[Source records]
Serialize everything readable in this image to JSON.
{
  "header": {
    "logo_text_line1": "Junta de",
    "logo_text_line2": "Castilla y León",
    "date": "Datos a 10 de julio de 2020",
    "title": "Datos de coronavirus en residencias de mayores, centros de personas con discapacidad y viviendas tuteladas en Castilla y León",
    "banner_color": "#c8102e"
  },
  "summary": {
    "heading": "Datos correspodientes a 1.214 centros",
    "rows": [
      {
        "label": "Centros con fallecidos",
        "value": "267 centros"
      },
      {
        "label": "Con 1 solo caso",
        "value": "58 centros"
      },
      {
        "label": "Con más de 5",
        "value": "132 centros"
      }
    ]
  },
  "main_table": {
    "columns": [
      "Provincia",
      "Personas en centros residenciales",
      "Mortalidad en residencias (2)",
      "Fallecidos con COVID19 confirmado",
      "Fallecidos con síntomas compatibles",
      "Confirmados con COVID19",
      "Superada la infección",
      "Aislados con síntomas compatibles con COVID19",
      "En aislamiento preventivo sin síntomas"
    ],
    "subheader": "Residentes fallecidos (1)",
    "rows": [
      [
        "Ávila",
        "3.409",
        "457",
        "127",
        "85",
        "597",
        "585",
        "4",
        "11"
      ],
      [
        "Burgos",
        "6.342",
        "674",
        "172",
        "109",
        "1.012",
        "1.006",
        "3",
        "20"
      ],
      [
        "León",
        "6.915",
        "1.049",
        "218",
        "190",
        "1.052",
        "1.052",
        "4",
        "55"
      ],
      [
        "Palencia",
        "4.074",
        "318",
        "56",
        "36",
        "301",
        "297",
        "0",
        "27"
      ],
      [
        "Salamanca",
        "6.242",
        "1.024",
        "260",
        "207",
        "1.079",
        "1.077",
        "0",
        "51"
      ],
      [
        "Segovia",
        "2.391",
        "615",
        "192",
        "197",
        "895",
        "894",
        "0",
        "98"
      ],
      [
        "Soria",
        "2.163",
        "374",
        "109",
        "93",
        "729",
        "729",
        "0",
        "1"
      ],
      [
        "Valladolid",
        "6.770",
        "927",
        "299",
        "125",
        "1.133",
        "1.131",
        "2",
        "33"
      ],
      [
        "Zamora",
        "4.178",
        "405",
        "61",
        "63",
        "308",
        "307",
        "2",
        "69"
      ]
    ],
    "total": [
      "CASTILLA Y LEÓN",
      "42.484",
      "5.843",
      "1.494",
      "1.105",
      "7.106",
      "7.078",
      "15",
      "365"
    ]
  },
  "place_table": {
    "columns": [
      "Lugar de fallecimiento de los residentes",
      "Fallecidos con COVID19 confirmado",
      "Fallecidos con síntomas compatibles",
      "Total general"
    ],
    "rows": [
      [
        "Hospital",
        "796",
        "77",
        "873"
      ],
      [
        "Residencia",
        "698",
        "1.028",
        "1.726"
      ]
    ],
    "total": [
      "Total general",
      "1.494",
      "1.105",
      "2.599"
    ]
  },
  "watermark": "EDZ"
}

**TASK INSTRUCTIONS**
This exercise requires that all of the entries be repeated exactly.

**SOLUTION**
Serialize everything readable in this image to JSON.
{
  "header": {
    "logo_text_line1": "Junta de",
    "logo_text_line2": "Castilla y León",
    "date": "Datos a 10 de julio de 2020",
    "title": "Datos de coronavirus en residencias de mayores, centros de personas con discapacidad y viviendas tuteladas en Castilla y León",
    "banner_color": "#c8102e"
  },
  "summary": {
    "heading": "Datos correspodientes a 1.214 centros",
    "rows": [
      {
        "label": "Centros con fallecidos",
        "value": "267 centros"
      },
      {
        "label": "Con 1 solo caso",
        "value": "58 centros"
      },
      {
        "label": "Con más de 5",
        "value": "132 centros"
      }
    ]
  },
  "main_table": {
    "columns": [
      "Provincia",
      "Personas en centros residenciales",
      "Mortalidad en residencias (2)",
      "Fallecidos con COVID19 confirmado",
      "Fallecidos con síntomas compatibles",
      "Confirmados con COVID19",
      "Superada la infección",
      "Aislados con síntomas compatibles con COVID19",
      "En aislamiento preventivo sin síntomas"
    ],
    "subheader": "Residentes fallecidos (1)",
    "rows": [
      [
        "Ávila",
        "3.409",
        "457",
        "127",
        "85",
        "597",
        "585",
        "4",
        "11"
      ],
      [
        "Burgos",
        "6.342",
        "674",
        "172",
        "109",
        "1.012",
        "1.006",
        "3",
        "20"
      ],
      [
        "León",
        "6.915",
        "1.049",
        "218",
        "190",
        "1.052",
        "1.052",
        "4",
        "55"
      ],
      [
        "Palencia",
        "4.074",
        "318",
        "56",
        "36",
        "301",
        "297",
        "0",
        "27"
      ],
      [
        "Salamanca",
        "6.242",
        "1.024",
        "260",
        "207",
        "1.079",
        "1.077",
        "0",
        "51"
      ],
      [
        "Segovia",
        "2.391",
        "615",
        "192",
        "197",
        "895",
        "894",
        "0",
        "98"
      ],
      [
        "Soria",
        "2.163",
        "374",
        "109",
        "93",
        "729",
        "729",
        "0",
        "1"
      ],
      [
        "Valladolid",
        "6.770",
        "927",
        "299",
        "125",
        "1.133",
        "1.131",
        "2",
        "33"
      ],
      [
        "Zamora",
        "4.178",
        "405",
        "61",
        "63",
        "308",
        "307",
        "2",
        "69"
      ]
    ],
    "total": [
      "CASTILLA Y LEÓN",
      "42.484",
      "5.843",
      "1.494",
      "1.105",
      "7.106",
      "7.078",
      "15",
      "365"
    ]
  },
  "place_table": {
    "columns": [
      "Lugar de fallecimiento de los residentes",
      "Fallecidos con COVID19 confirmado",
      "Fallecidos con síntomas compatibles",
      "Total general"
    ],
    "rows": [
      [
        "Hospital",
        "796",
        "77",
        "873"
      ],
      [
        "Residencia",
        "698",
        "1.028",
        "1.726"
      ]
    ],
    "total": [
      "Total general",
      "1.494",
      "1.105",
      "2.599"
    ]
  },
  "watermark": "EDZ"
}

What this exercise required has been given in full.